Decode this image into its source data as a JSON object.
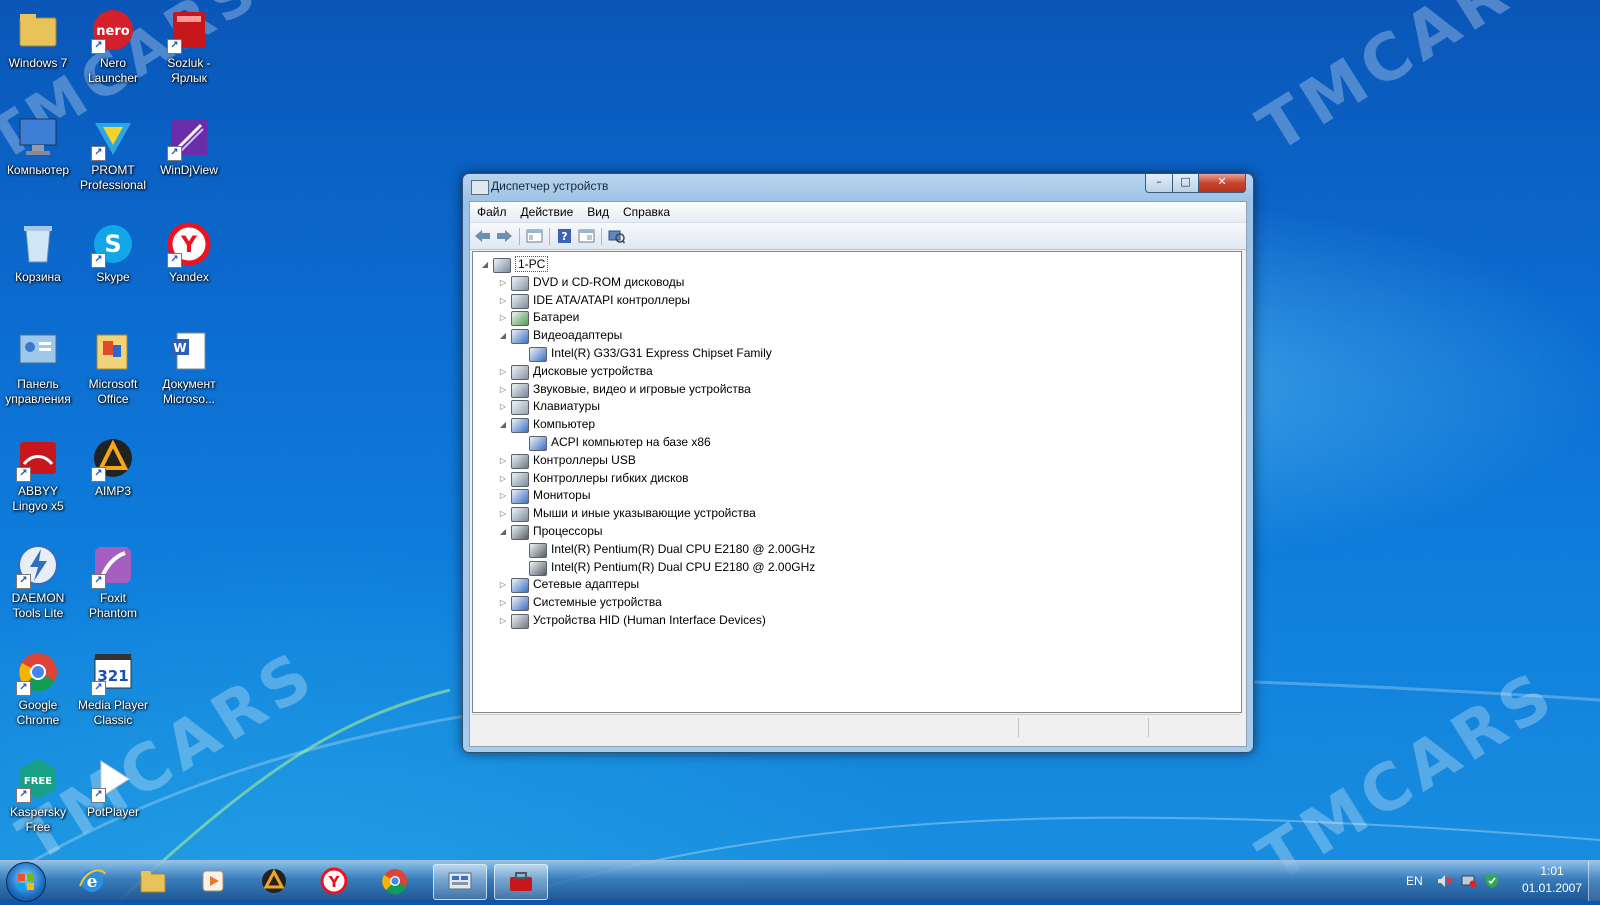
{
  "desktop": {
    "icons": [
      {
        "label": "Windows 7",
        "icon": "folder-icon"
      },
      {
        "label": "Nero Launcher",
        "icon": "nero-icon"
      },
      {
        "label": "Sozluk - Ярлык",
        "icon": "dictionary-book-icon"
      },
      {
        "label": "Компьютер",
        "icon": "computer-icon"
      },
      {
        "label": "PROMT Professional",
        "icon": "promt-icon"
      },
      {
        "label": "WinDjView",
        "icon": "windjview-icon"
      },
      {
        "label": "Корзина",
        "icon": "recycle-bin-icon"
      },
      {
        "label": "Skype",
        "icon": "skype-icon"
      },
      {
        "label": "Yandex",
        "icon": "yandex-browser-icon"
      },
      {
        "label": "Панель управления",
        "icon": "control-panel-icon"
      },
      {
        "label": "Microsoft Office",
        "icon": "office-folder-icon"
      },
      {
        "label": "Документ Microso...",
        "icon": "word-document-icon"
      },
      {
        "label": "ABBYY Lingvo x5",
        "icon": "abbyy-lingvo-icon"
      },
      {
        "label": "AIMP3",
        "icon": "aimp-icon"
      },
      {
        "label": "DAEMON Tools Lite",
        "icon": "daemon-tools-icon"
      },
      {
        "label": "Foxit Phantom",
        "icon": "foxit-icon"
      },
      {
        "label": "Google Chrome",
        "icon": "chrome-icon"
      },
      {
        "label": "Media Player Classic",
        "icon": "media-player-classic-icon"
      },
      {
        "label": "Kaspersky Free",
        "icon": "kaspersky-icon"
      },
      {
        "label": "PotPlayer",
        "icon": "potplayer-icon"
      }
    ],
    "watermark": "TMCARS"
  },
  "window": {
    "title": "Диспетчер устройств",
    "menu": [
      "Файл",
      "Действие",
      "Вид",
      "Справка"
    ],
    "toolbar": [
      "back-icon",
      "forward-icon",
      "show-hide-console-tree-icon",
      "help-icon",
      "properties-icon",
      "scan-hardware-icon"
    ],
    "tree": {
      "root": "1-PC",
      "nodes": [
        {
          "label": "DVD и CD-ROM дисководы",
          "expanded": false,
          "children": []
        },
        {
          "label": "IDE ATA/ATAPI контроллеры",
          "expanded": false,
          "children": []
        },
        {
          "label": "Батареи",
          "expanded": false,
          "children": []
        },
        {
          "label": "Видеоадаптеры",
          "expanded": true,
          "children": [
            "Intel(R) G33/G31 Express Chipset Family"
          ]
        },
        {
          "label": "Дисковые устройства",
          "expanded": false,
          "children": []
        },
        {
          "label": "Звуковые, видео и игровые устройства",
          "expanded": false,
          "children": []
        },
        {
          "label": "Клавиатуры",
          "expanded": false,
          "children": []
        },
        {
          "label": "Компьютер",
          "expanded": true,
          "children": [
            "ACPI компьютер на базе x86"
          ]
        },
        {
          "label": "Контроллеры USB",
          "expanded": false,
          "children": []
        },
        {
          "label": "Контроллеры гибких дисков",
          "expanded": false,
          "children": []
        },
        {
          "label": "Мониторы",
          "expanded": false,
          "children": []
        },
        {
          "label": "Мыши и иные указывающие устройства",
          "expanded": false,
          "children": []
        },
        {
          "label": "Процессоры",
          "expanded": true,
          "children": [
            "Intel(R) Pentium(R) Dual  CPU  E2180  @ 2.00GHz",
            "Intel(R) Pentium(R) Dual  CPU  E2180  @ 2.00GHz"
          ]
        },
        {
          "label": "Сетевые адаптеры",
          "expanded": false,
          "children": []
        },
        {
          "label": "Системные устройства",
          "expanded": false,
          "children": []
        },
        {
          "label": "Устройства HID (Human Interface Devices)",
          "expanded": false,
          "children": []
        }
      ]
    }
  },
  "taskbar": {
    "items": [
      "internet-explorer-icon",
      "explorer-folder-icon",
      "media-player-icon",
      "aimp-icon",
      "yandex-browser-icon",
      "chrome-icon",
      "device-manager-icon",
      "toolbox-icon"
    ],
    "active_index": 6,
    "tray": {
      "language": "EN",
      "time": "1:01",
      "date": "01.01.2007"
    }
  },
  "colors": {
    "accent": "#0c6cd0",
    "close_button": "#c7452f",
    "selection": "#3399ff"
  }
}
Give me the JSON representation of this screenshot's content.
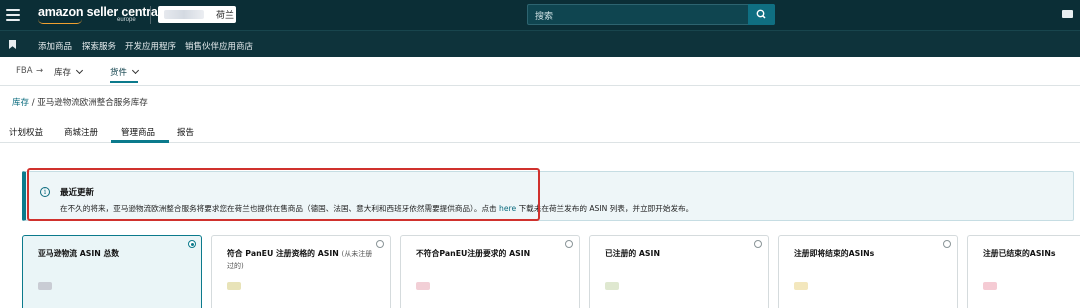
{
  "header": {
    "logo_text": "amazon seller central",
    "logo_sub": "europe",
    "account_label": "荷兰",
    "search_placeholder": "搜索"
  },
  "nav": {
    "items": [
      "添加商品",
      "探索服务",
      "开发应用程序",
      "销售伙伴应用商店"
    ]
  },
  "breadcrumb_bar": {
    "fba": "FBA",
    "inventory": "库存",
    "shipments": "货件"
  },
  "page": {
    "crumb_link": "库存",
    "crumb_rest": " / 亚马逊物流欧洲整合服务库存"
  },
  "tabs": [
    "计划权益",
    "商城注册",
    "管理商品",
    "报告"
  ],
  "alert": {
    "title": "最近更新",
    "body_pre": "在不久的将来，亚马逊物流欧洲整合服务将要求您在荷兰也提供在售商品（德国、法国、意大利和西班牙依然需要提供商品）。点击 ",
    "body_link": "here",
    "body_post": " 下载未在荷兰发布的 ASIN 列表，并立即开始发布。"
  },
  "cards": [
    {
      "title": "亚马逊物流 ASIN 总数",
      "selected": true
    },
    {
      "title": "符合 PanEU 注册资格的 ASIN",
      "sub": "(从未注册",
      "line2": "过的)",
      "selected": false
    },
    {
      "title": "不符合PanEU注册要求的 ASIN",
      "selected": false
    },
    {
      "title": "已注册的 ASIN",
      "selected": false
    },
    {
      "title": "注册即将结束的ASINs",
      "selected": false
    },
    {
      "title": "注册已结束的ASINs",
      "selected": false
    }
  ],
  "colors": {
    "topbar": "#0b2e36",
    "accent": "#0b7a8c",
    "highlight_border": "#d0312d"
  },
  "icons": [
    "hamburger-icon",
    "search-icon",
    "mail-icon",
    "bookmark-icon",
    "info-icon",
    "chevron-down-icon"
  ]
}
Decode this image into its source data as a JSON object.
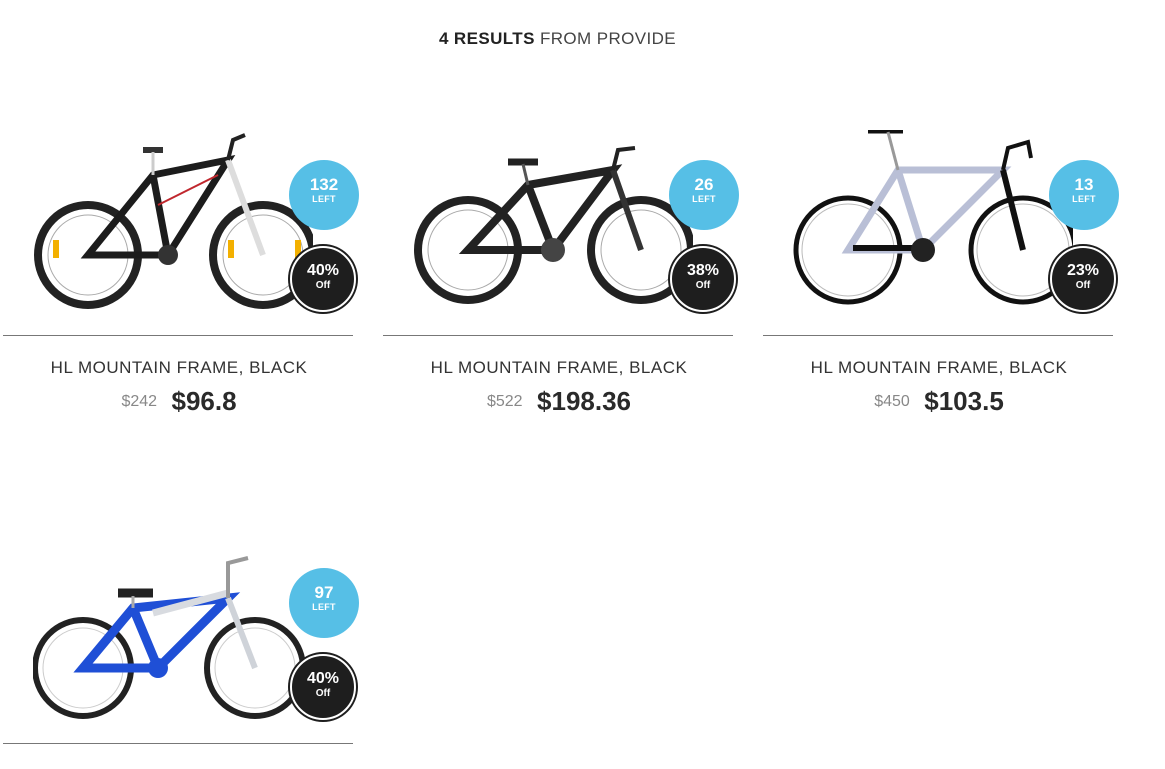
{
  "heading": {
    "count": "4 RESULTS",
    "rest": "FROM PROVIDE"
  },
  "products": [
    {
      "title": "HL MOUNTAIN FRAME, BLACK",
      "old_price": "$242",
      "new_price": "$96.8",
      "left_count": "132",
      "left_label": "LEFT",
      "discount": "40%",
      "discount_label": "Off",
      "image": "black-mountain-bike",
      "frame_color": "#1c1c1c"
    },
    {
      "title": "HL MOUNTAIN FRAME, BLACK",
      "old_price": "$522",
      "new_price": "$198.36",
      "left_count": "26",
      "left_label": "LEFT",
      "discount": "38%",
      "discount_label": "Off",
      "image": "black-hybrid-bike",
      "frame_color": "#222222"
    },
    {
      "title": "HL MOUNTAIN FRAME, BLACK",
      "old_price": "$450",
      "new_price": "$103.5",
      "left_count": "13",
      "left_label": "LEFT",
      "discount": "23%",
      "discount_label": "Off",
      "image": "silver-road-bike",
      "frame_color": "#b9bfd6"
    },
    {
      "left_count": "97",
      "left_label": "LEFT",
      "discount": "40%",
      "discount_label": "Off",
      "image": "blue-cruiser-bike",
      "frame_color": "#1f4fd6"
    }
  ],
  "colors": {
    "left_badge": "#56bfe6",
    "off_badge": "#1e1e1e"
  }
}
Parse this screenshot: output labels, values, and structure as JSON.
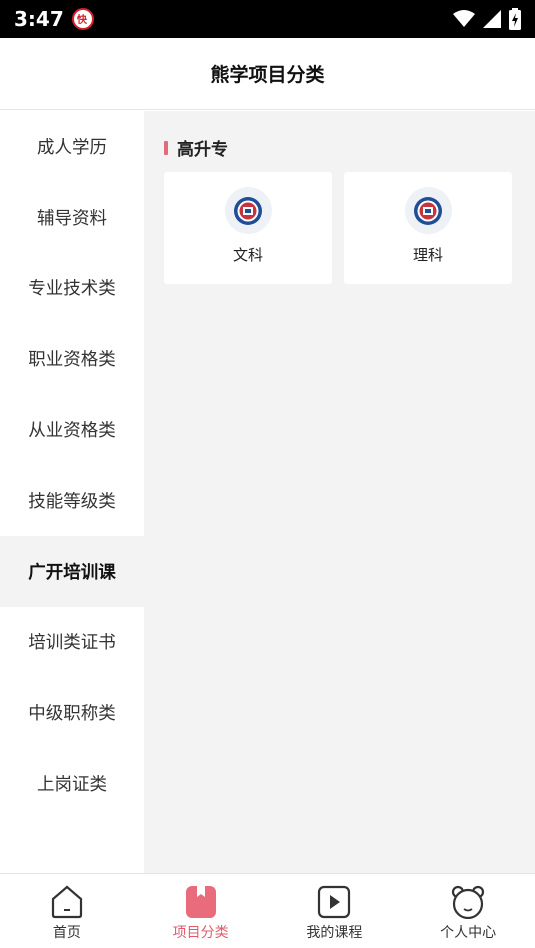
{
  "status_bar": {
    "time": "3:47",
    "badge": "⾕"
  },
  "header": {
    "title": "熊学项目分类"
  },
  "sidebar": {
    "items": [
      {
        "label": "成人学历"
      },
      {
        "label": "辅导资料"
      },
      {
        "label": "专业技术类"
      },
      {
        "label": "职业资格类"
      },
      {
        "label": "从业资格类"
      },
      {
        "label": "技能等级类"
      },
      {
        "label": "广开培训课"
      },
      {
        "label": "培训类证书"
      },
      {
        "label": "中级职称类"
      },
      {
        "label": "上岗证类"
      }
    ],
    "active_index": 6
  },
  "main": {
    "section_title": "高升专",
    "cards": [
      {
        "label": "文科"
      },
      {
        "label": "理科"
      }
    ]
  },
  "tab_bar": {
    "tabs": [
      {
        "label": "首页",
        "icon": "home-icon"
      },
      {
        "label": "项目分类",
        "icon": "bookmark-icon"
      },
      {
        "label": "我的课程",
        "icon": "play-icon"
      },
      {
        "label": "个人中心",
        "icon": "bear-face-icon"
      }
    ],
    "active_index": 1
  },
  "colors": {
    "accent": "#e05c6c",
    "content_bg": "#f3f3f3"
  }
}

══════

Only a number is wanted: how many lines of the material above hold "Pentium"?

### Response below
2